**WRITTEN EXERCISE:** Quote the listing in full, exactly as given, minus any pictures.

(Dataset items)
========

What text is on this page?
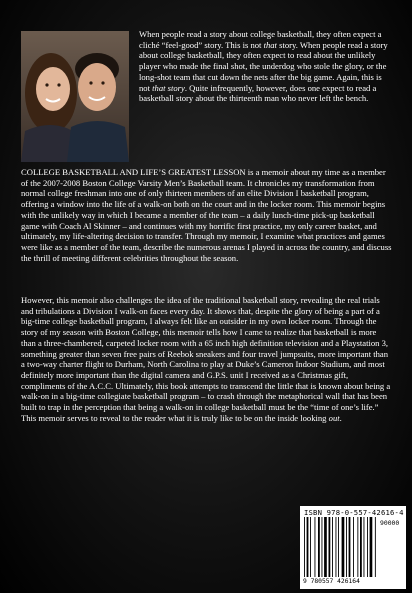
When people read a story about college basketball, they often expect a cliché “feel-good” story. This is not that story. When people read a story about college basketball, they often expect to read about the unlikely player who made the final shot, the underdog who stole the glory, or the long-shot team that cut down the nets after the big game. Again, this is not that story. Quite infrequently, however, does one expect to read a basketball story about the thirteenth man who never left the bench.

COLLEGE BASKETBALL AND LIFE’S GREATEST LESSON is a memoir about my time as a member of the 2007-2008 Boston College Varsity Men’s Basketball team. It chronicles my transformation from normal college freshman into one of only thirteen members of an elite Division I basketball program, offering a window into the life of a walk-on both on the court and in the locker room. This memoir begins with the unlikely way in which I became a member of the team – a daily lunch-time pick-up basketball game with Coach Al Skinner – and continues with my horrific first practice, my only career basket, and ultimately, my life-altering decision to transfer. Through my memoir, I examine what practices and games were like as a member of the team, describe the numerous arenas I played in across the country, and discuss the thrill of meeting different celebrities throughout the season.

However, this memoir also challenges the idea of the traditional basketball story, revealing the real trials and tribulations a Division I walk-on faces every day. It shows that, despite the glory of being a part of a big-time college basketball program, I always felt like an outsider in my own locker room. Through the story of my season with Boston College, this memoir tells how I came to realize that basketball is more than a three-chambered, carpeted locker room with a 65 inch high definition television and a Playstation 3, something greater than seven free pairs of Reebok sneakers and four travel jumpsuits, more important than a two-way charter flight to Durham, North Carolina to play at Duke’s Cameron Indoor Stadium, and most definitely more important than the digital camera and G.P.S. unit I received as a Christmas gift, compliments of the A.C.C. Ultimately, this book attempts to transcend the little that is known about being a walk-on in a big-time collegiate basketball program – to crash through the metaphorical wall that has been built to trap in the perception that being a walk-on in college basketball must be the “time of one’s life.” This memoir serves to reveal to the reader what it is truly like to be on the inside looking out.

ISBN 978-0-557-42616-4
90000
9 780557 426164
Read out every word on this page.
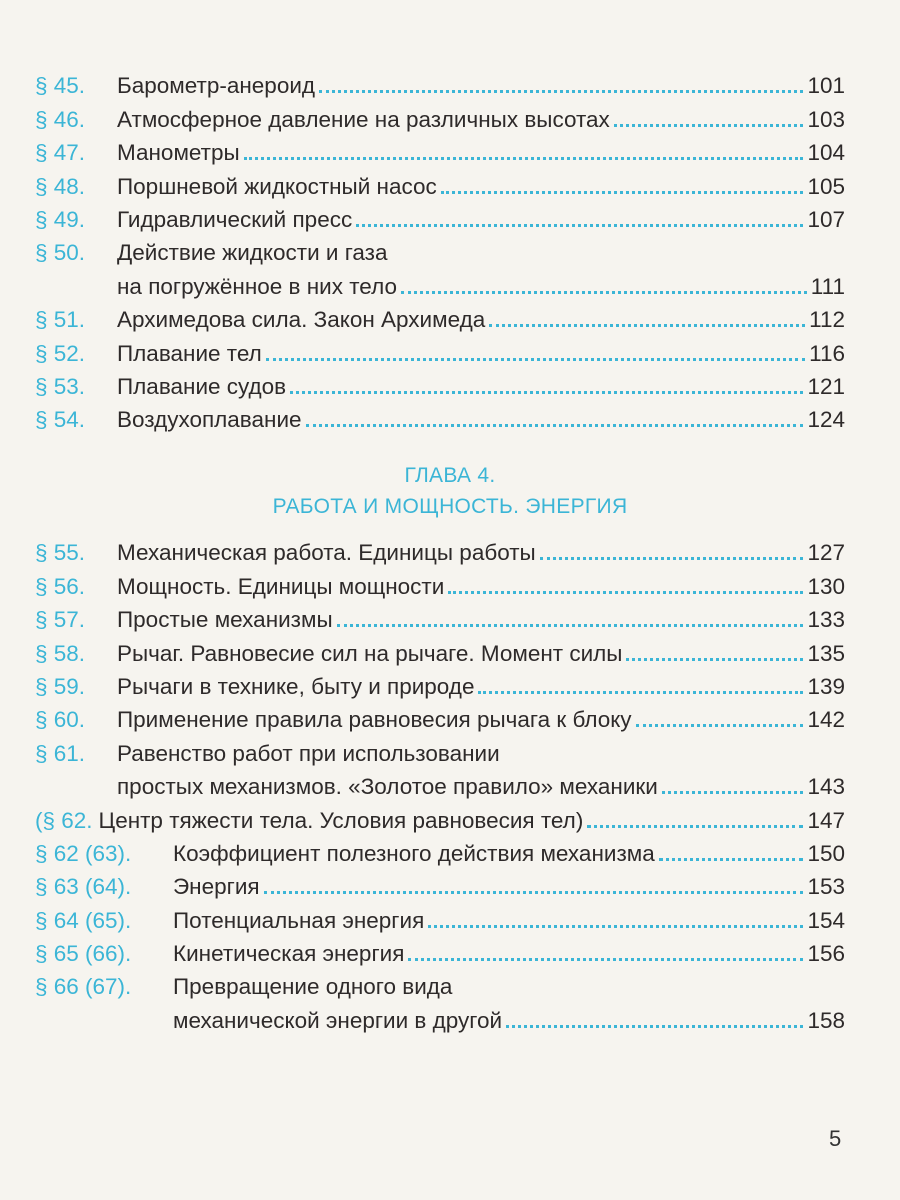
§ 45.	Барометр-анероид	101
§ 46.	Атмосферное давление на различных высотах	103
§ 47.	Манометры	104
§ 48.	Поршневой жидкостный насос	105
§ 49.	Гидравлический пресс	107
§ 50.	Действие жидкости и газа
на погружённое в них тело	111
§ 51.	Архимедова сила. Закон Архимеда	112
§ 52.	Плавание тел	116
§ 53.	Плавание судов	121
§ 54.	Воздухоплавание	124
ГЛАВА 4.
РАБОТА И МОЩНОСТЬ. ЭНЕРГИЯ
§ 55.	Механическая работа. Единицы работы	127
§ 56.	Мощность. Единицы мощности	130
§ 57.	Простые механизмы	133
§ 58.	Рычаг. Равновесие сил на рычаге. Момент силы	135
§ 59.	Рычаги в технике, быту и природе	139
§ 60.	Применение правила равновесия рычага к блоку	142
§ 61.	Равенство работ при использовании
простых механизмов. «Золотое правило» механики	143
(§ 62. Центр тяжести тела. Условия равновесия тел)	147
§ 62 (63).	Коэффициент полезного действия механизма	150
§ 63 (64).	Энергия	153
§ 64 (65).	Потенциальная энергия	154
§ 65 (66).	Кинетическая энергия	156
§ 66 (67).	Превращение одного вида
механической энергии в другой	158
5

========

**EXPECTED OUTPUT:**
What text is on this page?
When people read a story about college basketball, they often expect a cliché “feel-good” story. This is not that story. When people read a story about college basketball, they often expect to read about the unlikely player who made the final shot, the underdog who stole the glory, or the long-shot team that cut down the nets after the big game. Again, this is not that story. Quite infrequently, however, does one expect to read a basketball story about the thirteenth man who never left the bench.

COLLEGE BASKETBALL AND LIFE’S GREATEST LESSON is a memoir about my time as a member of the 2007-2008 Boston College Varsity Men’s Basketball team. It chronicles my transformation from normal college freshman into one of only thirteen members of an elite Division I basketball program, offering a window into the life of a walk-on both on the court and in the locker room. This memoir begins with the unlikely way in which I became a member of the team – a daily lunch-time pick-up basketball game with Coach Al Skinner – and continues with my horrific first practice, my only career basket, and ultimately, my life-altering decision to transfer. Through my memoir, I examine what practices and games were like as a member of the team, describe the numerous arenas I played in across the country, and discuss the thrill of meeting different celebrities throughout the season.

However, this memoir also challenges the idea of the traditional basketball story, revealing the real trials and tribulations a Division I walk-on faces every day. It shows that, despite the glory of being a part of a big-time college basketball program, I always felt like an outsider in my own locker room. Through the story of my season with Boston College, this memoir tells how I came to realize that basketball is more than a three-chambered, carpeted locker room with a 65 inch high definition television and a Playstation 3, something greater than seven free pairs of Reebok sneakers and four travel jumpsuits, more important than a two-way charter flight to Durham, North Carolina to play at Duke’s Cameron Indoor Stadium, and most definitely more important than the digital camera and G.P.S. unit I received as a Christmas gift, compliments of the A.C.C. Ultimately, this book attempts to transcend the little that is known about being a walk-on in a big-time collegiate basketball program – to crash through the metaphorical wall that has been built to trap in the perception that being a walk-on in college basketball must be the “time of one’s life.” This memoir serves to reveal to the reader what it is truly like to be on the inside looking out.

ISBN 978-0-557-42616-4
90000
9 780557 426164
Read out every word on this page.
§ 45.	Барометр-анероид	101
§ 46.	Атмосферное давление на различных высотах	103
§ 47.	Манометры	104
§ 48.	Поршневой жидкостный насос	105
§ 49.	Гидравлический пресс	107
§ 50.	Действие жидкости и газа
на погружённое в них тело	111
§ 51.	Архимедова сила. Закон Архимеда	112
§ 52.	Плавание тел	116
§ 53.	Плавание судов	121
§ 54.	Воздухоплавание	124
ГЛАВА 4.
РАБОТА И МОЩНОСТЬ. ЭНЕРГИЯ
§ 55.	Механическая работа. Единицы работы	127
§ 56.	Мощность. Единицы мощности	130
§ 57.	Простые механизмы	133
§ 58.	Рычаг. Равновесие сил на рычаге. Момент силы	135
§ 59.	Рычаги в технике, быту и природе	139
§ 60.	Применение правила равновесия рычага к блоку	142
§ 61.	Равенство работ при использовании
простых механизмов. «Золотое правило» механики	143
(§ 62. Центр тяжести тела. Условия равновесия тел)	147
§ 62 (63).	Коэффициент полезного действия механизма	150
§ 63 (64).	Энергия	153
§ 64 (65).	Потенциальная энергия	154
§ 65 (66).	Кинетическая энергия	156
§ 66 (67).	Превращение одного вида
механической энергии в другой	158
5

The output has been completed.